***** EXERCISE MATERIALS

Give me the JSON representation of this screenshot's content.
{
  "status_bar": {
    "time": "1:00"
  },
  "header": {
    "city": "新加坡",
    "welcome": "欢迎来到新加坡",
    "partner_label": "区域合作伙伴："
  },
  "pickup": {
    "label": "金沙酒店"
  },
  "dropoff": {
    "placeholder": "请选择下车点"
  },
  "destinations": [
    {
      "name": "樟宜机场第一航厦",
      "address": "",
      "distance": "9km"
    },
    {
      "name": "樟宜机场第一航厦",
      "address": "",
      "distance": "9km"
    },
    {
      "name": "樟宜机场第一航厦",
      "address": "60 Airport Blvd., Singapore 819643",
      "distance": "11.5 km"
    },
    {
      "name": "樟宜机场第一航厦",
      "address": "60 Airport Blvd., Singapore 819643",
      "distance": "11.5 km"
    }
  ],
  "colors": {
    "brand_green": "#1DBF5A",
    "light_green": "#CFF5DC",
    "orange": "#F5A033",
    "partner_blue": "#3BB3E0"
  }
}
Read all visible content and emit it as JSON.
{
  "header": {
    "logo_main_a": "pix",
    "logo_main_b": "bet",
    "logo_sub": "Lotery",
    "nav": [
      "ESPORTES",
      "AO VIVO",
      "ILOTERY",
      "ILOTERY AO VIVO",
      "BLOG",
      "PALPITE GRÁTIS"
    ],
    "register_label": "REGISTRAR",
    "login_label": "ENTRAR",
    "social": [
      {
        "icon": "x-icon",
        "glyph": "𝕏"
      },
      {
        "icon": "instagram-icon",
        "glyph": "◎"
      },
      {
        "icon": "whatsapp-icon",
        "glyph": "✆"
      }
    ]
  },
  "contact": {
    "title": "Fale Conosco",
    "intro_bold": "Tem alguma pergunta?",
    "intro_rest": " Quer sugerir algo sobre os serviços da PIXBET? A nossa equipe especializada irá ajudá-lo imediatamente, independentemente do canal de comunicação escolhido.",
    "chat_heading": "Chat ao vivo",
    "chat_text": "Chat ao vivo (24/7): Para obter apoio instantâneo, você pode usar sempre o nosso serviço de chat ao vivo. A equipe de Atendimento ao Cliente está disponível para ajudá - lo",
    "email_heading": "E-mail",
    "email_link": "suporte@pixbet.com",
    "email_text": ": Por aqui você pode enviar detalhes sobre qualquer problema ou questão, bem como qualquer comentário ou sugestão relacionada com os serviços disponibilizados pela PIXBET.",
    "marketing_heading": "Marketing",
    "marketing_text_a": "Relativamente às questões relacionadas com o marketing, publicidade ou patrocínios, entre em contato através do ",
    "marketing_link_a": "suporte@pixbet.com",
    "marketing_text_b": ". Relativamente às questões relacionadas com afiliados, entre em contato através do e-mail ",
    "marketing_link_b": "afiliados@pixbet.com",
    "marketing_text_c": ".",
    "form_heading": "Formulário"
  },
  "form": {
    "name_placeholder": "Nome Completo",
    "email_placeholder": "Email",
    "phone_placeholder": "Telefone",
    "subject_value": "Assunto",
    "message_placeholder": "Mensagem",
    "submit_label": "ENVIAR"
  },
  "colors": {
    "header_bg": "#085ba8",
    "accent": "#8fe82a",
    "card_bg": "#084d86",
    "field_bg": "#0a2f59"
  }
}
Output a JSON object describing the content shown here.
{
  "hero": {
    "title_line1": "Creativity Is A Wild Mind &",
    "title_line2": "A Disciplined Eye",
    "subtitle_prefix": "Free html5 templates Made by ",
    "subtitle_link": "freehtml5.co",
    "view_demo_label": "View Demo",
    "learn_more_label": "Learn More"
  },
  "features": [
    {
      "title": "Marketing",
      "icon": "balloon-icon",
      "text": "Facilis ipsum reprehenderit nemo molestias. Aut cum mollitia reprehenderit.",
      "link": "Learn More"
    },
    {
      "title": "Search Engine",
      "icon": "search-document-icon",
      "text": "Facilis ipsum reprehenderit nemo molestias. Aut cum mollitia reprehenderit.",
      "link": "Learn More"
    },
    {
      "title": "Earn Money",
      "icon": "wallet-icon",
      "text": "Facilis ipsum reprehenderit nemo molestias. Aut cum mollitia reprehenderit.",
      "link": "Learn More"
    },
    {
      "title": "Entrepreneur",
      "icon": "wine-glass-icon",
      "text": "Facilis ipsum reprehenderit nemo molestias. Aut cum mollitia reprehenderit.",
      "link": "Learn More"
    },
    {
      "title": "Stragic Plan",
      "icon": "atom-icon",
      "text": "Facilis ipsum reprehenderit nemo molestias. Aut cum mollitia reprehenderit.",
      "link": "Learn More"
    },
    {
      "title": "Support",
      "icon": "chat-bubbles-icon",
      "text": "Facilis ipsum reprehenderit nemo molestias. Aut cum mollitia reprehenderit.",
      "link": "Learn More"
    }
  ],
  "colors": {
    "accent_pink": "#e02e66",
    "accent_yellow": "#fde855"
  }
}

**********

* _REQUIREMENT_
Extract the complete data, matching each line exactly.

* _THE OUTPUT_
Give me the JSON representation of this screenshot's content.
{
  "status_bar": {
    "time": "1:00"
  },
  "header": {
    "city": "新加坡",
    "welcome": "欢迎来到新加坡",
    "partner_label": "区域合作伙伴："
  },
  "pickup": {
    "label": "金沙酒店"
  },
  "dropoff": {
    "placeholder": "请选择下车点"
  },
  "destinations": [
    {
      "name": "樟宜机场第一航厦",
      "address": "",
      "distance": "9km"
    },
    {
      "name": "樟宜机场第一航厦",
      "address": "",
      "distance": "9km"
    },
    {
      "name": "樟宜机场第一航厦",
      "address": "60 Airport Blvd., Singapore 819643",
      "distance": "11.5 km"
    },
    {
      "name": "樟宜机场第一航厦",
      "address": "60 Airport Blvd., Singapore 819643",
      "distance": "11.5 km"
    }
  ],
  "colors": {
    "brand_green": "#1DBF5A",
    "light_green": "#CFF5DC",
    "orange": "#F5A033",
    "partner_blue": "#3BB3E0"
  }
}
Read all visible content and emit it as JSON.
{
  "header": {
    "logo_main_a": "pix",
    "logo_main_b": "bet",
    "logo_sub": "Lotery",
    "nav": [
      "ESPORTES",
      "AO VIVO",
      "ILOTERY",
      "ILOTERY AO VIVO",
      "BLOG",
      "PALPITE GRÁTIS"
    ],
    "register_label": "REGISTRAR",
    "login_label": "ENTRAR",
    "social": [
      {
        "icon": "x-icon",
        "glyph": "𝕏"
      },
      {
        "icon": "instagram-icon",
        "glyph": "◎"
      },
      {
        "icon": "whatsapp-icon",
        "glyph": "✆"
      }
    ]
  },
  "contact": {
    "title": "Fale Conosco",
    "intro_bold": "Tem alguma pergunta?",
    "intro_rest": " Quer sugerir algo sobre os serviços da PIXBET? A nossa equipe especializada irá ajudá-lo imediatamente, independentemente do canal de comunicação escolhido.",
    "chat_heading": "Chat ao vivo",
    "chat_text": "Chat ao vivo (24/7): Para obter apoio instantâneo, você pode usar sempre o nosso serviço de chat ao vivo. A equipe de Atendimento ao Cliente está disponível para ajudá - lo",
    "email_heading": "E-mail",
    "email_link": "suporte@pixbet.com",
    "email_text": ": Por aqui você pode enviar detalhes sobre qualquer problema ou questão, bem como qualquer comentário ou sugestão relacionada com os serviços disponibilizados pela PIXBET.",
    "marketing_heading": "Marketing",
    "marketing_text_a": "Relativamente às questões relacionadas com o marketing, publicidade ou patrocínios, entre em contato através do ",
    "marketing_link_a": "suporte@pixbet.com",
    "marketing_text_b": ". Relativamente às questões relacionadas com afiliados, entre em contato através do e-mail ",
    "marketing_link_b": "afiliados@pixbet.com",
    "marketing_text_c": ".",
    "form_heading": "Formulário"
  },
  "form": {
    "name_placeholder": "Nome Completo",
    "email_placeholder": "Email",
    "phone_placeholder": "Telefone",
    "subject_value": "Assunto",
    "message_placeholder": "Mensagem",
    "submit_label": "ENVIAR"
  },
  "colors": {
    "header_bg": "#085ba8",
    "accent": "#8fe82a",
    "card_bg": "#084d86",
    "field_bg": "#0a2f59"
  }
}
Output a JSON object describing the content shown here.
{
  "hero": {
    "title_line1": "Creativity Is A Wild Mind &",
    "title_line2": "A Disciplined Eye",
    "subtitle_prefix": "Free html5 templates Made by ",
    "subtitle_link": "freehtml5.co",
    "view_demo_label": "View Demo",
    "learn_more_label": "Learn More"
  },
  "features": [
    {
      "title": "Marketing",
      "icon": "balloon-icon",
      "text": "Facilis ipsum reprehenderit nemo molestias. Aut cum mollitia reprehenderit.",
      "link": "Learn More"
    },
    {
      "title": "Search Engine",
      "icon": "search-document-icon",
      "text": "Facilis ipsum reprehenderit nemo molestias. Aut cum mollitia reprehenderit.",
      "link": "Learn More"
    },
    {
      "title": "Earn Money",
      "icon": "wallet-icon",
      "text": "Facilis ipsum reprehenderit nemo molestias. Aut cum mollitia reprehenderit.",
      "link": "Learn More"
    },
    {
      "title": "Entrepreneur",
      "icon": "wine-glass-icon",
      "text": "Facilis ipsum reprehenderit nemo molestias. Aut cum mollitia reprehenderit.",
      "link": "Learn More"
    },
    {
      "title": "Stragic Plan",
      "icon": "atom-icon",
      "text": "Facilis ipsum reprehenderit nemo molestias. Aut cum mollitia reprehenderit.",
      "link": "Learn More"
    },
    {
      "title": "Support",
      "icon": "chat-bubbles-icon",
      "text": "Facilis ipsum reprehenderit nemo molestias. Aut cum mollitia reprehenderit.",
      "link": "Learn More"
    }
  ],
  "colors": {
    "accent_pink": "#e02e66",
    "accent_yellow": "#fde855"
  }
}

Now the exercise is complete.